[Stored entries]
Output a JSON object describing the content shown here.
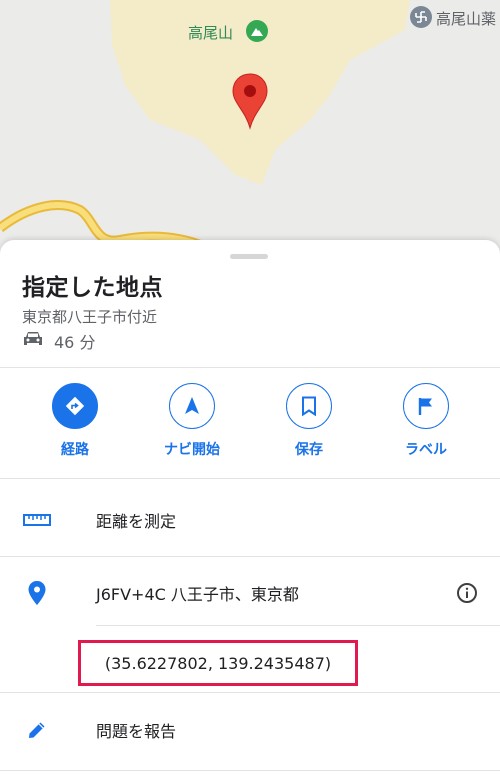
{
  "map": {
    "peak_label": "高尾山",
    "temple_label": "高尾山薬",
    "pin_color": "#ea4335",
    "peak_icon": "mountain-peak-icon",
    "temple_icon": "temple-icon"
  },
  "place": {
    "title": "指定した地点",
    "address": "東京都八王子市付近",
    "drive_icon": "car-icon",
    "drive_time": "46 分"
  },
  "actions": [
    {
      "label": "経路",
      "icon": "directions-icon"
    },
    {
      "label": "ナビ開始",
      "icon": "navigation-arrow-icon"
    },
    {
      "label": "保存",
      "icon": "bookmark-icon"
    },
    {
      "label": "ラベル",
      "icon": "flag-icon"
    }
  ],
  "rows": {
    "measure": {
      "label": "距離を測定",
      "icon": "ruler-icon"
    },
    "plus_code": {
      "label": "J6FV+4C 八王子市、東京都",
      "icon": "location-pin-icon",
      "info_icon": "info-icon"
    },
    "coordinates": {
      "label": "(35.6227802, 139.2435487)"
    },
    "report": {
      "label": "問題を報告",
      "icon": "pencil-icon"
    }
  },
  "colors": {
    "accent": "#1a73e8",
    "highlight_border": "#e0194f",
    "park_area": "#f4ebc9",
    "road": "#f6cf4a"
  }
}
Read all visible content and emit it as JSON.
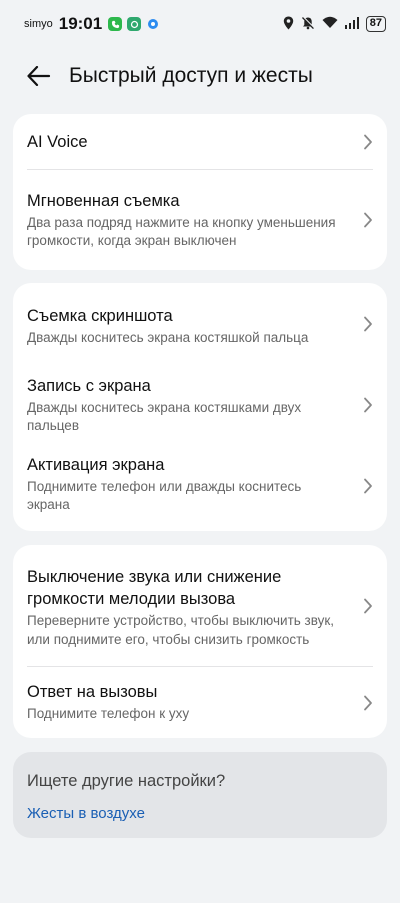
{
  "status": {
    "carrier": "simyo",
    "time": "19:01",
    "battery": "87"
  },
  "header": {
    "title": "Быстрый доступ и жесты"
  },
  "card1": [
    {
      "label": "AI Voice",
      "desc": ""
    },
    {
      "label": "Мгновенная съемка",
      "desc": "Два раза подряд нажмите на кнопку уменьшения громкости, когда экран выключен"
    }
  ],
  "card2": [
    {
      "label": "Съемка скриншота",
      "desc": "Дважды коснитесь экрана костяшкой пальца"
    },
    {
      "label": "Запись с экрана",
      "desc": "Дважды коснитесь экрана костяшками двух пальцев"
    },
    {
      "label": "Активация экрана",
      "desc": "Поднимите телефон или дважды коснитесь экрана"
    }
  ],
  "card3": [
    {
      "label": "Выключение звука или снижение громкости мелодии вызова",
      "desc": "Переверните устройство, чтобы выключить звук, или поднимите его, чтобы снизить громкость"
    },
    {
      "label": "Ответ на вызовы",
      "desc": "Поднимите телефон к уху"
    }
  ],
  "suggest": {
    "question": "Ищете другие настройки?",
    "link": "Жесты в воздухе"
  }
}
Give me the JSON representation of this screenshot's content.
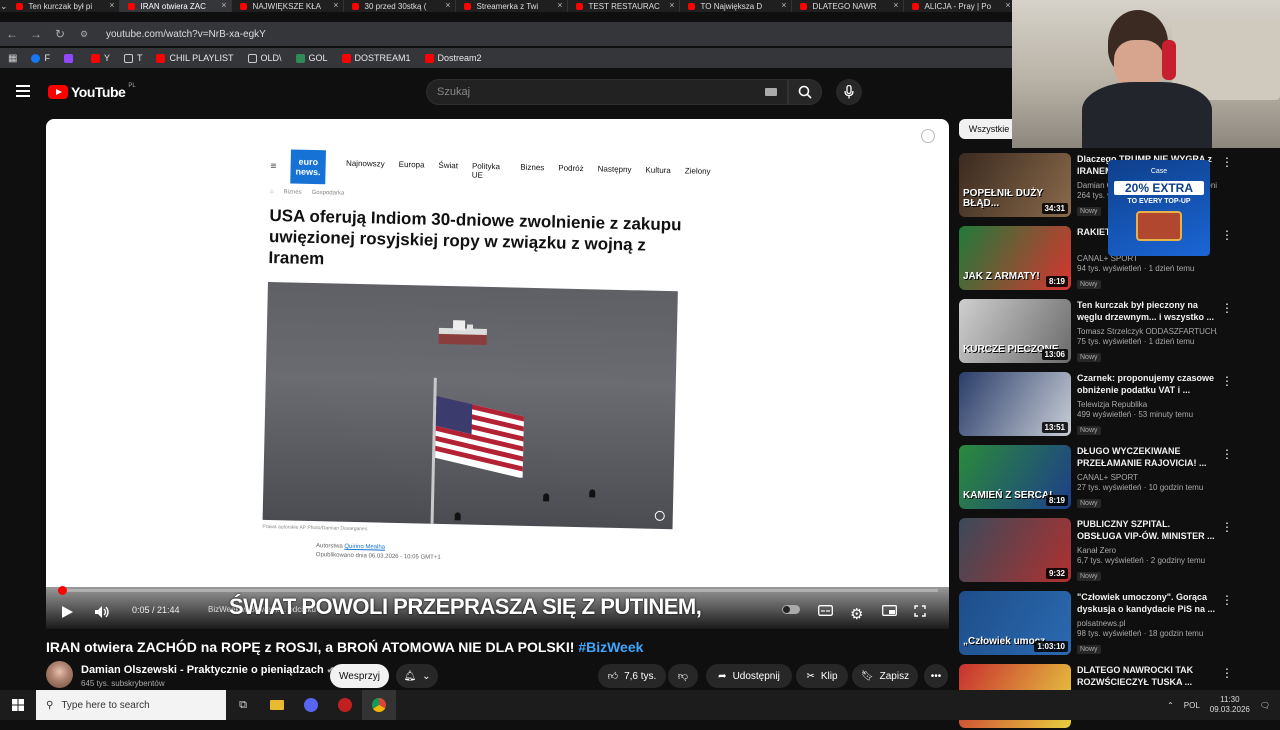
{
  "browser": {
    "tabs": [
      {
        "label": "Ten kurczak był pi",
        "active": false
      },
      {
        "label": "IRAN otwiera ZAC",
        "active": true
      },
      {
        "label": "NAJWIĘKSZE KŁA",
        "active": false
      },
      {
        "label": "30 przed 30stką (",
        "active": false
      },
      {
        "label": "Streamerka z Twi",
        "active": false
      },
      {
        "label": "TEST RESTAURAC",
        "active": false
      },
      {
        "label": "TO Największa D",
        "active": false
      },
      {
        "label": "DLATEGO NAWR",
        "active": false
      },
      {
        "label": "ALICJA - Pray | Po",
        "active": false
      }
    ],
    "url": "youtube.com/watch?v=NrB-xa-egkY",
    "bookmarks": [
      {
        "label": "F",
        "icon": "facebook-icon",
        "style": "blue"
      },
      {
        "label": "",
        "icon": "twitch-icon",
        "style": "purple"
      },
      {
        "label": "Y",
        "icon": "youtube-icon",
        "style": "red"
      },
      {
        "label": "T",
        "icon": "x-icon",
        "style": "gray"
      },
      {
        "label": "CHIL PLAYLIST",
        "icon": "youtube-icon",
        "style": "red"
      },
      {
        "label": "OLD\\",
        "icon": "folder-icon",
        "style": "gray"
      },
      {
        "label": "GOL",
        "icon": "gol-icon",
        "style": "green"
      },
      {
        "label": "DOSTREAM1",
        "icon": "youtube-icon",
        "style": "red"
      },
      {
        "label": "Dostream2",
        "icon": "youtube-icon",
        "style": "red"
      }
    ]
  },
  "youtube": {
    "logo_text": "YouTube",
    "logo_region": "PL",
    "search_placeholder": "Szukaj"
  },
  "article": {
    "logo_line1": "euro",
    "logo_line2": "news.",
    "nav": [
      "Najnowszy",
      "Europa",
      "Świat",
      "Polityka UE",
      "Biznes",
      "Podróż",
      "Następny",
      "Kultura",
      "Zielony"
    ],
    "breadcrumb": [
      "Biznes",
      "Gospodarka"
    ],
    "headline": "USA oferują Indiom 30-dniowe zwolnienie z zakupu uwięzionej rosyjskiej ropy w związku z wojną z Iranem",
    "caption": "Prawa autorskie AP Photo/Damian Dovarganes",
    "author_label": "Autorstwa",
    "author_name": "Quirino Mealha",
    "published": "Opublikowano dnia 06.03.2026 - 10:05 GMT+1"
  },
  "player": {
    "time": "0:05 / 21:44",
    "chapter": "BizWeek w Bizweek... odcinku ›",
    "subtitle": "ŚWIAT POWOLI PRZEPRASZA SIĘ Z PUTINEM,",
    "progress_fraction": 0.004
  },
  "video": {
    "title": "IRAN otwiera ZACHÓD na ROPĘ z ROSJI, a BROŃ ATOMOWA NIE DLA POLSKI!",
    "hashtag": "#BizWeek",
    "channel": "Damian Olszewski - Praktycznie o pieniądzach",
    "subscribers": "645 tys. subskrybentów",
    "support_label": "Wesprzyj",
    "likes": "7,6 tys.",
    "share_label": "Udostępnij",
    "clip_label": "Klip",
    "save_label": "Zapisz"
  },
  "sidebar": {
    "chip": "Wszystkie",
    "items": [
      {
        "title": "Dlaczego TRUMP NIE WYGRA z IRANEM",
        "channel": "Damian Olszewski - Praktycznie o pienią...",
        "meta": "264 tys. wyświetleń",
        "badge": "Nowy",
        "duration": "34:31",
        "thumb_text": "POPEŁNIŁ DUŻY BŁĄD...",
        "colors": [
          "#3a2a20",
          "#8a6a4a"
        ]
      },
      {
        "title": "RAKIETA... ZWYCIĘ...",
        "channel": "CANAL+ SPORT",
        "meta": "94 tys. wyświetleń · 1 dzień temu",
        "badge": "Nowy",
        "duration": "8:19",
        "thumb_text": "JAK Z ARMATY!",
        "colors": [
          "#1f7a3a",
          "#d8342f"
        ]
      },
      {
        "title": "Ten kurczak był pieczony na węglu drzewnym... i wszystko ...",
        "channel": "Tomasz Strzelczyk ODDASZFARTUCHA",
        "meta": "75 tys. wyświetleń · 1 dzień temu",
        "badge": "Nowy",
        "duration": "13:06",
        "thumb_text": "KURCZE PIECZONE",
        "colors": [
          "#cfcfcf",
          "#6a6a6a"
        ]
      },
      {
        "title": "Czarnek: proponujemy czasowe obniżenie podatku VAT i ...",
        "channel": "Telewizja Republika",
        "meta": "499 wyświetleń · 53 minuty temu",
        "badge": "Nowy",
        "duration": "13:51",
        "thumb_text": "",
        "colors": [
          "#2a3e6a",
          "#c9cdd6"
        ]
      },
      {
        "title": "DŁUGO WYCZEKIWANE PRZEŁAMANIE RAJOVICIA! ...",
        "channel": "CANAL+ SPORT",
        "meta": "27 tys. wyświetleń · 10 godzin temu",
        "badge": "Nowy",
        "duration": "8:19",
        "thumb_text": "KAMIEŃ Z SERCA!",
        "colors": [
          "#2a8a3a",
          "#1e3e8a"
        ]
      },
      {
        "title": "PUBLICZNY SZPITAL. OBSŁUGA VIP-ÓW. MINISTER ...",
        "channel": "Kanał Zero",
        "meta": "6,7 tys. wyświetleń · 2 godziny temu",
        "badge": "Nowy",
        "duration": "9:32",
        "thumb_text": "",
        "colors": [
          "#3a4a5a",
          "#b03030"
        ]
      },
      {
        "title": "\"Człowiek umoczony\". Gorąca dyskusja o kandydacie PiS na ...",
        "channel": "polsatnews.pl",
        "meta": "98 tys. wyświetleń · 18 godzin temu",
        "badge": "Nowy",
        "duration": "1:03:10",
        "thumb_text": "„Człowiek umocz",
        "colors": [
          "#1e4e8a",
          "#2a6ab0"
        ]
      },
      {
        "title": "DLATEGO NAWROCKI TAK ROZWŚCIECZYŁ TUSKA ...",
        "channel": "",
        "meta": "",
        "badge": "",
        "duration": "",
        "thumb_text": "",
        "colors": [
          "#c83030",
          "#e8d040"
        ]
      }
    ]
  },
  "ad": {
    "brand": "Case",
    "line1": "20% EXTRA",
    "line2": "TO EVERY TOP-UP"
  },
  "taskbar": {
    "search_placeholder": "Type here to search",
    "lang": "POL",
    "time": "11:30",
    "date": "09.03.2026"
  }
}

● **Goal**:
Give every line of the material that includes the string "kurczak".

● **Solution to this exercise**:
        "label": "Ten kurczak był pi",
        "title": "Ten kurczak był pieczony na węglu drzewnym... i wszystko ...",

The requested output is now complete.